EXERCISE:
Retype the lines starting at the one that contains "Output each element" and ending at the one that contains "altitude-divider-left bbox=[12, 180, 72, 184]", keeping every character the same.

-- START RAW DATA --

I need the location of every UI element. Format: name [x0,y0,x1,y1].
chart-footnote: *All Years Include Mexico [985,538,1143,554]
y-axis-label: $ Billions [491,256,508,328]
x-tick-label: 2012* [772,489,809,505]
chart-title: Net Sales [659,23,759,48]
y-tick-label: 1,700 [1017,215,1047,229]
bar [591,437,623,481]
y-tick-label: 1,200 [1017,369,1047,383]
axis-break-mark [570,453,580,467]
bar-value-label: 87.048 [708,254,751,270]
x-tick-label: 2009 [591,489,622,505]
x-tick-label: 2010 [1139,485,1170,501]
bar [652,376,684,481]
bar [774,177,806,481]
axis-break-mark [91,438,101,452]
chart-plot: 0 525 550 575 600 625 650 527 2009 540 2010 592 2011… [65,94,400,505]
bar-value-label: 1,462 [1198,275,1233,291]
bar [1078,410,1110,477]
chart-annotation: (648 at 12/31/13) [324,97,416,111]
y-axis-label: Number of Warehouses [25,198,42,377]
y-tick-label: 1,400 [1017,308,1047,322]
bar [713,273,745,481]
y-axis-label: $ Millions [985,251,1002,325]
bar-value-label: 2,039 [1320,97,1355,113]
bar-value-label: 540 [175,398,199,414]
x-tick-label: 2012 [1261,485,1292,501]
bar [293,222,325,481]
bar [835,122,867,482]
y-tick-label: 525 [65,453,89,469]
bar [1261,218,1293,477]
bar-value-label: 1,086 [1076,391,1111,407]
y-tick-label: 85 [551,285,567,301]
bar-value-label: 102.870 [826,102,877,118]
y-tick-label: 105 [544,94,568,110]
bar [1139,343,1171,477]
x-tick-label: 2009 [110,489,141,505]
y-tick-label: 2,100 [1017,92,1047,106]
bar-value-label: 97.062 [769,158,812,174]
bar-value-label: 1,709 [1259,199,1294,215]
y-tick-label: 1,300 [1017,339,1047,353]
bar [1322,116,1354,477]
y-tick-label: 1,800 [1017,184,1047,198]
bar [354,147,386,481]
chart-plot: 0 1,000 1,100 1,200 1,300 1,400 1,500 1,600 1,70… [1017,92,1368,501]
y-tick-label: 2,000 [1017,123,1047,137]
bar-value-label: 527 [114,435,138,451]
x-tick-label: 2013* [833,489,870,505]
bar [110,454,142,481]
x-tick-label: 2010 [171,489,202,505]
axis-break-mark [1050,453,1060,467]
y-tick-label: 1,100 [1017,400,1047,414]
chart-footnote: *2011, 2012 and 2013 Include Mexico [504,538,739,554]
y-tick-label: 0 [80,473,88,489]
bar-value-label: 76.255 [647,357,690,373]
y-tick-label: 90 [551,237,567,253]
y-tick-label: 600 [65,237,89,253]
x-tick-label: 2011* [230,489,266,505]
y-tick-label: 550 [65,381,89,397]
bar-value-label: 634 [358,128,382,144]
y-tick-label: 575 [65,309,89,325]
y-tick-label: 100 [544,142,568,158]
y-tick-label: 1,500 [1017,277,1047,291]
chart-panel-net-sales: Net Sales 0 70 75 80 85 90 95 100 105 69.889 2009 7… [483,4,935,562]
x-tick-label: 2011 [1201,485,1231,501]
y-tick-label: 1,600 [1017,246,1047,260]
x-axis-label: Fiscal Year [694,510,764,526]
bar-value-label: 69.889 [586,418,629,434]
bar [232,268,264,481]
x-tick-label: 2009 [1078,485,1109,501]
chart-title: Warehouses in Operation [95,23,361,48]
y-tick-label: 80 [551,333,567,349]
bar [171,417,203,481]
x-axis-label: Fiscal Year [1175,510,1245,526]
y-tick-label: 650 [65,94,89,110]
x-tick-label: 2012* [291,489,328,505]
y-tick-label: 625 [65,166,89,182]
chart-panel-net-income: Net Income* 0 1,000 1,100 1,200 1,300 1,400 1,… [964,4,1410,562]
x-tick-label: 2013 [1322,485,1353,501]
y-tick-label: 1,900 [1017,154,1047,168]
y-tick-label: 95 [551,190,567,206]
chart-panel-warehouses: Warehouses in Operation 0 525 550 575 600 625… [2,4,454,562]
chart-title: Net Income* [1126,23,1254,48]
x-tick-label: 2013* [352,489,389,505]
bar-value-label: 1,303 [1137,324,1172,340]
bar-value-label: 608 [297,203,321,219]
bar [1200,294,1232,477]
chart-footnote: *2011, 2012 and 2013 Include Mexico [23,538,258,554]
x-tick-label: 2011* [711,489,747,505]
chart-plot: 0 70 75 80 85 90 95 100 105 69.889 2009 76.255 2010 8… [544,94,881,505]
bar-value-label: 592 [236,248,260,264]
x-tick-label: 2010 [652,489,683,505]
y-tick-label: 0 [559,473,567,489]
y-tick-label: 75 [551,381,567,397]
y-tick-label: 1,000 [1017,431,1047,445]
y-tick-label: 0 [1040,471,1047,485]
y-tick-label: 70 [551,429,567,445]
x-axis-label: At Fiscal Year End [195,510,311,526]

-- END RAW DATA --
-- START RAW DATA --

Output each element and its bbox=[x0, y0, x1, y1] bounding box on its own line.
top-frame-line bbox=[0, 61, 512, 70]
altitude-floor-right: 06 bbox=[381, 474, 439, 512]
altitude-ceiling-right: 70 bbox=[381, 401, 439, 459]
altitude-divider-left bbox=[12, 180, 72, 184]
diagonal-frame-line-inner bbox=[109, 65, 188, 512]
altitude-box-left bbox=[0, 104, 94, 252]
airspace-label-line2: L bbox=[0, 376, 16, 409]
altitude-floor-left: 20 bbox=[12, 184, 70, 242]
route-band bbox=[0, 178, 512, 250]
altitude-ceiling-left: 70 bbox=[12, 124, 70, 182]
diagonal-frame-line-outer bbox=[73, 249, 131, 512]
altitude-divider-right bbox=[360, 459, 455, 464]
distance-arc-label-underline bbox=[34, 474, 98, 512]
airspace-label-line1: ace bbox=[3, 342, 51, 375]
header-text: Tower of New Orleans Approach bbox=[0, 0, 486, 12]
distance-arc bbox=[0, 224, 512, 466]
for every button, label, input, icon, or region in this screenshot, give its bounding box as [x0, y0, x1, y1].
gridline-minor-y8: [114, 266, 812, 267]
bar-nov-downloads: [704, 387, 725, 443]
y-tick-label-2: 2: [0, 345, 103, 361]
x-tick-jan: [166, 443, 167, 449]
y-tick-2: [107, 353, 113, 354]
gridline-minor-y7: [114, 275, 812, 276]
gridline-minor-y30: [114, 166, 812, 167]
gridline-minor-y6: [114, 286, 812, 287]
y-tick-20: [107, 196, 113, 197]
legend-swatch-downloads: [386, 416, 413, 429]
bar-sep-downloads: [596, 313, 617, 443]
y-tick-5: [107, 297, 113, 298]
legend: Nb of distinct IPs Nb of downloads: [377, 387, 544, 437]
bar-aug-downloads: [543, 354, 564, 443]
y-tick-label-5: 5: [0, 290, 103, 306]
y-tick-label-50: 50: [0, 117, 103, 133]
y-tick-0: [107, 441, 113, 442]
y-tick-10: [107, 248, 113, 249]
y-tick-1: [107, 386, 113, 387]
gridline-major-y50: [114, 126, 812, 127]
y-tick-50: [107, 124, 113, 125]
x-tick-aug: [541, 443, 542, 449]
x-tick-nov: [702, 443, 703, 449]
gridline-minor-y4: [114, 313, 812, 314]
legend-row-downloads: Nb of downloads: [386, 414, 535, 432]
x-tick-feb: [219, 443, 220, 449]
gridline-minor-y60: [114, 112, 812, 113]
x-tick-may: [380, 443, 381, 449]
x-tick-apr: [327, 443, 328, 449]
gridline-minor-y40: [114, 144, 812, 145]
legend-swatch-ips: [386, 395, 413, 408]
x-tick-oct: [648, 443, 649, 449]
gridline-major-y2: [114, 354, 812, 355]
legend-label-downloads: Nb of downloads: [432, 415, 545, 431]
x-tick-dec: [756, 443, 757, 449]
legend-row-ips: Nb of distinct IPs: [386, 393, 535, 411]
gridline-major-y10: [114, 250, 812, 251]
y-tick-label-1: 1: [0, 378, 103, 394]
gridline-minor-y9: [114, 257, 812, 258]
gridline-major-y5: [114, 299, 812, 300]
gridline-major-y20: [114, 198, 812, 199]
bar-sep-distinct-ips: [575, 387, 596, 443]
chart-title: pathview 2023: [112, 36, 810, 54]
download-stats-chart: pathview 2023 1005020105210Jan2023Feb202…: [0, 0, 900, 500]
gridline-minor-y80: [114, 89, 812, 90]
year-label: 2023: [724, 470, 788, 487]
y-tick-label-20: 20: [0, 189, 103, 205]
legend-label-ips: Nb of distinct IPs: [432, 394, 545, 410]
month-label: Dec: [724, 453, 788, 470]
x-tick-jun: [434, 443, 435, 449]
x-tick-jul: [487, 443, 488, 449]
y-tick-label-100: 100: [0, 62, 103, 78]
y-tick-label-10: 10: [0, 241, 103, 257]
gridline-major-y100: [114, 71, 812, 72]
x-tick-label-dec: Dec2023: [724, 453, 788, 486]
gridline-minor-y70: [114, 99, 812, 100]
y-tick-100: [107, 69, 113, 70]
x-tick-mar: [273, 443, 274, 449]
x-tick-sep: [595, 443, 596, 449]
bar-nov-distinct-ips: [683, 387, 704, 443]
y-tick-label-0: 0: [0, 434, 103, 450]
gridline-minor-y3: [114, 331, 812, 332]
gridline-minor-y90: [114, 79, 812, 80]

-- END RAW DATA --

FULL RESPONSE:
Output each element and its bbox=[x0, y0, x1, y1] bounding box on its own line.
top-frame-line bbox=[0, 61, 512, 70]
altitude-floor-right: 06 bbox=[381, 474, 439, 512]
altitude-ceiling-right: 70 bbox=[381, 401, 439, 459]
altitude-divider-left bbox=[12, 180, 72, 184]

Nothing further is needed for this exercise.